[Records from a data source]

+++++

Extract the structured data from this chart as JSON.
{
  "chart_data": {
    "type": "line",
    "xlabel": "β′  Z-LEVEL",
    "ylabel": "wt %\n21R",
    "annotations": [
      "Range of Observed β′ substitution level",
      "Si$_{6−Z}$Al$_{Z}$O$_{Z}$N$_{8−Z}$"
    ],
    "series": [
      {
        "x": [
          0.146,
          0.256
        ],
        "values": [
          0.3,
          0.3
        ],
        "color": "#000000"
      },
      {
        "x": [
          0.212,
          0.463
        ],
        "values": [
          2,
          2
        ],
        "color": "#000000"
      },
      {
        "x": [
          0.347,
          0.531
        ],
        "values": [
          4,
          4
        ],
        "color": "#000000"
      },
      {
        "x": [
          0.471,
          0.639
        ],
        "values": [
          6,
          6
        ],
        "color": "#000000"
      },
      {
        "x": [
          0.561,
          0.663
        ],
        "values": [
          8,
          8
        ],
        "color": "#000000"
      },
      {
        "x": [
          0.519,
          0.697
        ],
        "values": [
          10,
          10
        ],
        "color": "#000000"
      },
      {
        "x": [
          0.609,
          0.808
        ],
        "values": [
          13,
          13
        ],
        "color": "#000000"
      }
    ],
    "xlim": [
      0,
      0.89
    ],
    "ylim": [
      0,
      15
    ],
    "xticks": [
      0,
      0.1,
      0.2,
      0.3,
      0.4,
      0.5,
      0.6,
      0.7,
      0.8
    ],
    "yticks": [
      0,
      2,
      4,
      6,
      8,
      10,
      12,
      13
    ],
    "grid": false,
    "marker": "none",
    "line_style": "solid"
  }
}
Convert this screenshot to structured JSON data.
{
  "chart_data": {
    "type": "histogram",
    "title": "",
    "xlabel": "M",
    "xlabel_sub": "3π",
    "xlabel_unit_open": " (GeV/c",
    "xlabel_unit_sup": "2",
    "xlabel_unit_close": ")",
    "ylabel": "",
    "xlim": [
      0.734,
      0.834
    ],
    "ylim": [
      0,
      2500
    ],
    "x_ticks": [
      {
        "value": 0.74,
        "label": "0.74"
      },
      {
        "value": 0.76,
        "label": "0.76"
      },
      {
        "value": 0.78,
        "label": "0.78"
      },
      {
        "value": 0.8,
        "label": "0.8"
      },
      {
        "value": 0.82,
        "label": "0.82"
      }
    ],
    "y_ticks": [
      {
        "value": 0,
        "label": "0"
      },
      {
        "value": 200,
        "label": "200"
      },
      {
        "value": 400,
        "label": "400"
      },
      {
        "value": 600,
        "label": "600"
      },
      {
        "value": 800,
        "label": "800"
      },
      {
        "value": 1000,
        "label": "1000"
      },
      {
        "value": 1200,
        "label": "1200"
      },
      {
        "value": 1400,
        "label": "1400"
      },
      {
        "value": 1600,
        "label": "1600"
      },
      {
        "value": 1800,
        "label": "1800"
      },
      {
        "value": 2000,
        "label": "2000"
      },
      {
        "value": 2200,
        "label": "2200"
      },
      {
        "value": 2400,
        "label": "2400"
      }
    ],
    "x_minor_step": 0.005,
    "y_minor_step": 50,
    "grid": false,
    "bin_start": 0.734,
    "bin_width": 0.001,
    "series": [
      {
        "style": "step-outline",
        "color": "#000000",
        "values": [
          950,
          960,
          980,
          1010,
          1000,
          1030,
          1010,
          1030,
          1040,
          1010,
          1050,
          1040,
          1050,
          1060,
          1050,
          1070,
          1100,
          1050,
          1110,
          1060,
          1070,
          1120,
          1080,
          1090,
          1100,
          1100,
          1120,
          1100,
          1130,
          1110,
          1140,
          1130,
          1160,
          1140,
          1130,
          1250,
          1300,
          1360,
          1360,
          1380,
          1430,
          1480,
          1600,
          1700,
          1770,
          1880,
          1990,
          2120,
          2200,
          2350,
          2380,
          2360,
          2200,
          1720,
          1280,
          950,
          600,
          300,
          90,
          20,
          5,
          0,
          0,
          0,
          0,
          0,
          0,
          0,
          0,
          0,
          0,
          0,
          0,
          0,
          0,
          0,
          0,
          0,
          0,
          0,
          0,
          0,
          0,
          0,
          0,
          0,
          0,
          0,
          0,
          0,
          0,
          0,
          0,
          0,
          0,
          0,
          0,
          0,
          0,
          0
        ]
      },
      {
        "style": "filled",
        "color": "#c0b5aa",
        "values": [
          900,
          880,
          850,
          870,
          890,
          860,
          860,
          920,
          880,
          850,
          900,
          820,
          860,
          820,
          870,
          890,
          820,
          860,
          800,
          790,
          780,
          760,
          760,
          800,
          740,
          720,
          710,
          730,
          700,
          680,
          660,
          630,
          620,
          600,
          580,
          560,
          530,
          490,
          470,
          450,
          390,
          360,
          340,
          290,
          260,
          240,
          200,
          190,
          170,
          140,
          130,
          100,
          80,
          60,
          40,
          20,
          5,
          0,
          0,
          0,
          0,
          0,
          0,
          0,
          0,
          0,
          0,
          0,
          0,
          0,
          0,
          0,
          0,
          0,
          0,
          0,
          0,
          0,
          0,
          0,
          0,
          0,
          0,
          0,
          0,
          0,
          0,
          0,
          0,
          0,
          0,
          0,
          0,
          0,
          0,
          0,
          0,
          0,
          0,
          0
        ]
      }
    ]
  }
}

+++++

= THE PROBLEM =
Reproduce all of the records exactly.

= FULL OUTPUT =
Extract the structured data from this chart as JSON.
{
  "chart_data": {
    "type": "line",
    "xlabel": "β′  Z-LEVEL",
    "ylabel": "wt %\n21R",
    "annotations": [
      "Range of Observed β′ substitution level",
      "Si$_{6−Z}$Al$_{Z}$O$_{Z}$N$_{8−Z}$"
    ],
    "series": [
      {
        "x": [
          0.146,
          0.256
        ],
        "values": [
          0.3,
          0.3
        ],
        "color": "#000000"
      },
      {
        "x": [
          0.212,
          0.463
        ],
        "values": [
          2,
          2
        ],
        "color": "#000000"
      },
      {
        "x": [
          0.347,
          0.531
        ],
        "values": [
          4,
          4
        ],
        "color": "#000000"
      },
      {
        "x": [
          0.471,
          0.639
        ],
        "values": [
          6,
          6
        ],
        "color": "#000000"
      },
      {
        "x": [
          0.561,
          0.663
        ],
        "values": [
          8,
          8
        ],
        "color": "#000000"
      },
      {
        "x": [
          0.519,
          0.697
        ],
        "values": [
          10,
          10
        ],
        "color": "#000000"
      },
      {
        "x": [
          0.609,
          0.808
        ],
        "values": [
          13,
          13
        ],
        "color": "#000000"
      }
    ],
    "xlim": [
      0,
      0.89
    ],
    "ylim": [
      0,
      15
    ],
    "xticks": [
      0,
      0.1,
      0.2,
      0.3,
      0.4,
      0.5,
      0.6,
      0.7,
      0.8
    ],
    "yticks": [
      0,
      2,
      4,
      6,
      8,
      10,
      12,
      13
    ],
    "grid": false,
    "marker": "none",
    "line_style": "solid"
  }
}
Convert this screenshot to structured JSON data.
{
  "chart_data": {
    "type": "histogram",
    "title": "",
    "xlabel": "M",
    "xlabel_sub": "3π",
    "xlabel_unit_open": " (GeV/c",
    "xlabel_unit_sup": "2",
    "xlabel_unit_close": ")",
    "ylabel": "",
    "xlim": [
      0.734,
      0.834
    ],
    "ylim": [
      0,
      2500
    ],
    "x_ticks": [
      {
        "value": 0.74,
        "label": "0.74"
      },
      {
        "value": 0.76,
        "label": "0.76"
      },
      {
        "value": 0.78,
        "label": "0.78"
      },
      {
        "value": 0.8,
        "label": "0.8"
      },
      {
        "value": 0.82,
        "label": "0.82"
      }
    ],
    "y_ticks": [
      {
        "value": 0,
        "label": "0"
      },
      {
        "value": 200,
        "label": "200"
      },
      {
        "value": 400,
        "label": "400"
      },
      {
        "value": 600,
        "label": "600"
      },
      {
        "value": 800,
        "label": "800"
      },
      {
        "value": 1000,
        "label": "1000"
      },
      {
        "value": 1200,
        "label": "1200"
      },
      {
        "value": 1400,
        "label": "1400"
      },
      {
        "value": 1600,
        "label": "1600"
      },
      {
        "value": 1800,
        "label": "1800"
      },
      {
        "value": 2000,
        "label": "2000"
      },
      {
        "value": 2200,
        "label": "2200"
      },
      {
        "value": 2400,
        "label": "2400"
      }
    ],
    "x_minor_step": 0.005,
    "y_minor_step": 50,
    "grid": false,
    "bin_start": 0.734,
    "bin_width": 0.001,
    "series": [
      {
        "style": "step-outline",
        "color": "#000000",
        "values": [
          950,
          960,
          980,
          1010,
          1000,
          1030,
          1010,
          1030,
          1040,
          1010,
          1050,
          1040,
          1050,
          1060,
          1050,
          1070,
          1100,
          1050,
          1110,
          1060,
          1070,
          1120,
          1080,
          1090,
          1100,
          1100,
          1120,
          1100,
          1130,
          1110,
          1140,
          1130,
          1160,
          1140,
          1130,
          1250,
          1300,
          1360,
          1360,
          1380,
          1430,
          1480,
          1600,
          1700,
          1770,
          1880,
          1990,
          2120,
          2200,
          2350,
          2380,
          2360,
          2200,
          1720,
          1280,
          950,
          600,
          300,
          90,
          20,
          5,
          0,
          0,
          0,
          0,
          0,
          0,
          0,
          0,
          0,
          0,
          0,
          0,
          0,
          0,
          0,
          0,
          0,
          0,
          0,
          0,
          0,
          0,
          0,
          0,
          0,
          0,
          0,
          0,
          0,
          0,
          0,
          0,
          0,
          0,
          0,
          0,
          0,
          0,
          0
        ]
      },
      {
        "style": "filled",
        "color": "#c0b5aa",
        "values": [
          900,
          880,
          850,
          870,
          890,
          860,
          860,
          920,
          880,
          850,
          900,
          820,
          860,
          820,
          870,
          890,
          820,
          860,
          800,
          790,
          780,
          760,
          760,
          800,
          740,
          720,
          710,
          730,
          700,
          680,
          660,
          630,
          620,
          600,
          580,
          560,
          530,
          490,
          470,
          450,
          390,
          360,
          340,
          290,
          260,
          240,
          200,
          190,
          170,
          140,
          130,
          100,
          80,
          60,
          40,
          20,
          5,
          0,
          0,
          0,
          0,
          0,
          0,
          0,
          0,
          0,
          0,
          0,
          0,
          0,
          0,
          0,
          0,
          0,
          0,
          0,
          0,
          0,
          0,
          0,
          0,
          0,
          0,
          0,
          0,
          0,
          0,
          0,
          0,
          0,
          0,
          0,
          0,
          0,
          0,
          0,
          0,
          0,
          0,
          0
        ]
      }
    ]
  }
}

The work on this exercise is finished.